→ Exercise tasks:
A: Decide whether each of the following statements agrees with the book review, answering yes or no and quoting the deciding words of the review: (i) the review states that Western Europe remains avowedly secular; (ii) Ali A Allawi is described as a former Egyptian minister; (iii) the current revival treats the Sharia as a framework of legislative principles rather than as a set of fixed punishments.
B: Carry on the book review on The Crisis of Islamic Civilisation, picking up after its final sentence.

→ Text passage:
══════

Qunfuz

Robin Yassin-Kassab

The Crisis of Islamic Civilisation

with 4 comments

meccaThe contemporary religious revival is a complex business. In the same period that Muslim societies, in their weakness, seem to have re-embraced Islam, America, in its strength, has re-embraced Christianity. Western Europe remains avowedly secular. Despite the contradictions within the West, mainstream Orientalism holds that all cultures are developing towards the universal (or, more specifically, globalised) model of secular modernity and the market. The Muslim world experiences backwardness to the extent that it resists secularisation.

“The Crisis of Islamic Civilisation”, a subtle and erudite book by former Iraqi minister Ali A Allawi, challenges this thesis. Surveying the Muslims’ social, economic and moral failures, and the terror espoused by certain Islamist groups, Allawi suggests the problem might not be too much Islam, but too little.

He argues that privatised religion cannot work in Islam, a civilisational framework which rests on the tripod of private ritual, public ethics and individual spiritual striving. The three must feed into and balance each other, but the current ‘revival’ operates only in the field of religiosity, focusing on naked symbols and rules, proclaiming the superiority of Islam while adopting wholesale, and indiscriminately, the technology, economics and cultural products of the West. It emphasises the Sharia as a set of fixed punishments rather than as a framework of legislative principles. (Allawi perhaps doesn’t explain the distinction thoroughly enough). For the revivalists, the public sphere is too often reduced to the state, and their political project is simply to seize control of repressive state apparatuses.

══════

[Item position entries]

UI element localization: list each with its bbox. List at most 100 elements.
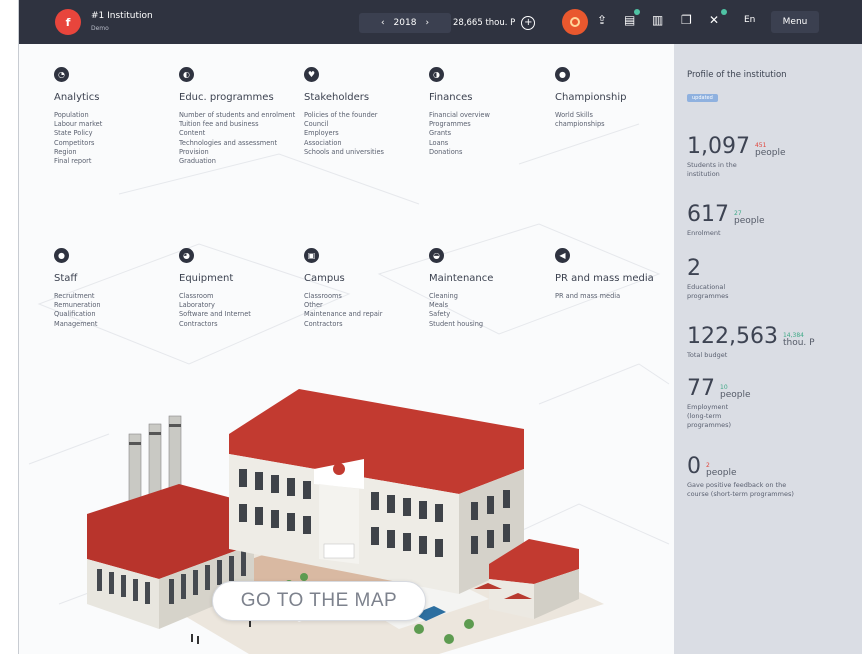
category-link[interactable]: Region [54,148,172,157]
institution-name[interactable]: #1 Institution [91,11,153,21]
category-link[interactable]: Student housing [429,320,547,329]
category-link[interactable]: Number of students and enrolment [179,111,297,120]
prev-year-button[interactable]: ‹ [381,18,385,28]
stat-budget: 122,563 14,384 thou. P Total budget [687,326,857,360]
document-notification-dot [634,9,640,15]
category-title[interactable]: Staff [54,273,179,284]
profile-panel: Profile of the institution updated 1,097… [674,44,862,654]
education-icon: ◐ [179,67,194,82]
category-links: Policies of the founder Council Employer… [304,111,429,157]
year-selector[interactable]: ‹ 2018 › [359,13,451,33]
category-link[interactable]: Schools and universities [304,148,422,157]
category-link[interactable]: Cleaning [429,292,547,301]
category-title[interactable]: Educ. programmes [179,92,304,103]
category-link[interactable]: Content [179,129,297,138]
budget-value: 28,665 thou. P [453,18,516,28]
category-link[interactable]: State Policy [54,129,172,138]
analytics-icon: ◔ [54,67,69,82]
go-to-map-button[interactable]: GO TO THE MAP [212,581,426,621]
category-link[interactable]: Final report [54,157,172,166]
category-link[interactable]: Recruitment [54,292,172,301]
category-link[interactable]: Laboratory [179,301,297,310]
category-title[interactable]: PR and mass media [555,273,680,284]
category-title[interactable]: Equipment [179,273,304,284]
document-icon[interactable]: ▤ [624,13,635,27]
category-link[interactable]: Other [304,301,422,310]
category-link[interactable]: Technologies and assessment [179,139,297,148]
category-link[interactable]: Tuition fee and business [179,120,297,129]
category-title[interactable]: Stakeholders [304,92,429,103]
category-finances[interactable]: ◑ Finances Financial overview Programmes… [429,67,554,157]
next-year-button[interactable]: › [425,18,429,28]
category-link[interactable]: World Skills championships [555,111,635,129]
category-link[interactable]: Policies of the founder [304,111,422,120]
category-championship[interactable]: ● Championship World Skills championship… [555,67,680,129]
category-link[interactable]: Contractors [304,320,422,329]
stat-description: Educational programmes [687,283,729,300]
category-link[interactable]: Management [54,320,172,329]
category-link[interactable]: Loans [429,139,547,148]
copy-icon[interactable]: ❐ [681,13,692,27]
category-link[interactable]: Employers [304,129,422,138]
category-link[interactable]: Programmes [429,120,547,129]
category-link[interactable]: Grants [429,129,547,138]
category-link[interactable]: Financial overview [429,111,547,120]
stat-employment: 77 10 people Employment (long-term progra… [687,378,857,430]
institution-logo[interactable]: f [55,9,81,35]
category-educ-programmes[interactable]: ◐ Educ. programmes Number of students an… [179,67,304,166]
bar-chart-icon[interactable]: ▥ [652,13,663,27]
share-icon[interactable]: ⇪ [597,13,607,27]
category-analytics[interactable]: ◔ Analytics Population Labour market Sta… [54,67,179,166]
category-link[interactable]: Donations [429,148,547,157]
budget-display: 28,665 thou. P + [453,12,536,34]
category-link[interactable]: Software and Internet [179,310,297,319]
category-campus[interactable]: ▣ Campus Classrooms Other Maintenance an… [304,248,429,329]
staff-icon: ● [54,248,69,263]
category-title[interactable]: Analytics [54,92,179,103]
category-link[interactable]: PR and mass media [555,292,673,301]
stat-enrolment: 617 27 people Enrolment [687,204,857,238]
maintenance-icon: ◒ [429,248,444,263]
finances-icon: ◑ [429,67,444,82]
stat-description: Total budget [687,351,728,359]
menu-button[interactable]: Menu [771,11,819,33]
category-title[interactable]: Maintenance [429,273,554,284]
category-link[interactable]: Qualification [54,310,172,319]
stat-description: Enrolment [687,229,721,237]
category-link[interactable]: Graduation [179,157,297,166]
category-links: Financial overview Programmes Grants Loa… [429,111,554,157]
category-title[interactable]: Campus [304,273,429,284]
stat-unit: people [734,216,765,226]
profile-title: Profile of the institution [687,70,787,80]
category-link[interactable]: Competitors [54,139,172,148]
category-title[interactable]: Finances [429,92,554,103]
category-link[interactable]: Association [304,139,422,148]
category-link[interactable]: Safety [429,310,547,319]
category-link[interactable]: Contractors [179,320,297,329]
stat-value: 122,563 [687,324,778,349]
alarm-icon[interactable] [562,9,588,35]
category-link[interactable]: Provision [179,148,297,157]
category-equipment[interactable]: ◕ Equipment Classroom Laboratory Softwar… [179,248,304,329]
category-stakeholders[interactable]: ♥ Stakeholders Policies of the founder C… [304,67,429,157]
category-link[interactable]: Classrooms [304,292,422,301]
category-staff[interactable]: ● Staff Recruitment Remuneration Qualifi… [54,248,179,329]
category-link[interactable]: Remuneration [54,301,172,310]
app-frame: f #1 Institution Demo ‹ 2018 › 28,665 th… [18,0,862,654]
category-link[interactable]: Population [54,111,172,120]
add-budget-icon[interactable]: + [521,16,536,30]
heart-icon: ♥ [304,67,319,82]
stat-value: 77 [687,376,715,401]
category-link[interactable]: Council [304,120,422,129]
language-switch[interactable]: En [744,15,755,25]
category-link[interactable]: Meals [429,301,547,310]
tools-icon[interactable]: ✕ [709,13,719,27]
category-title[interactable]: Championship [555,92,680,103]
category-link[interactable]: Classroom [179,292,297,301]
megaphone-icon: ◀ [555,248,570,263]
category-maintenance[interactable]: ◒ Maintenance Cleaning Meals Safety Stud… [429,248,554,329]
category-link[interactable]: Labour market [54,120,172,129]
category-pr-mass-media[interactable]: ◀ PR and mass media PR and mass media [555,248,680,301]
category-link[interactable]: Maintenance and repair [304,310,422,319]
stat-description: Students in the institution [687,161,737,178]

══════

→ Responses for each task:
A:
(i) Yes: "Western Europe remains avowedly secular."
(ii) No: "former Iraqi minister Ali A Allawi"
(iii) No: "It emphasises the Sharia as a set of fixed punishments rather than as a framework of legislative principles."

B:
The rest of the article can be read (free of charge) at Prospect Magazine.

Paragraph six was cut in such a way that it lost force and meaning. The original version is:

“After military defeat the Sufi orders degenerated (Allawi concedes they were in many cases already mired in superstition), were co-opted by imperial powers and encouraged to ignore the problematic public realm. As a result, the tariqat became irrelevant, and the Muslims lost the heart of their tradition. Sadly, the process continues today, as illustrated by New Labour’s romance with the tame and supposedly Sufi-oriented Quilliam Foundation, whose spokesmen opine on “the racist Arab psyche” and teach, for instance, that rejecting Zionism on principle is a sign of Islamic extremism – news to the anti-Zionist Christians and Marxists of the Arab world.”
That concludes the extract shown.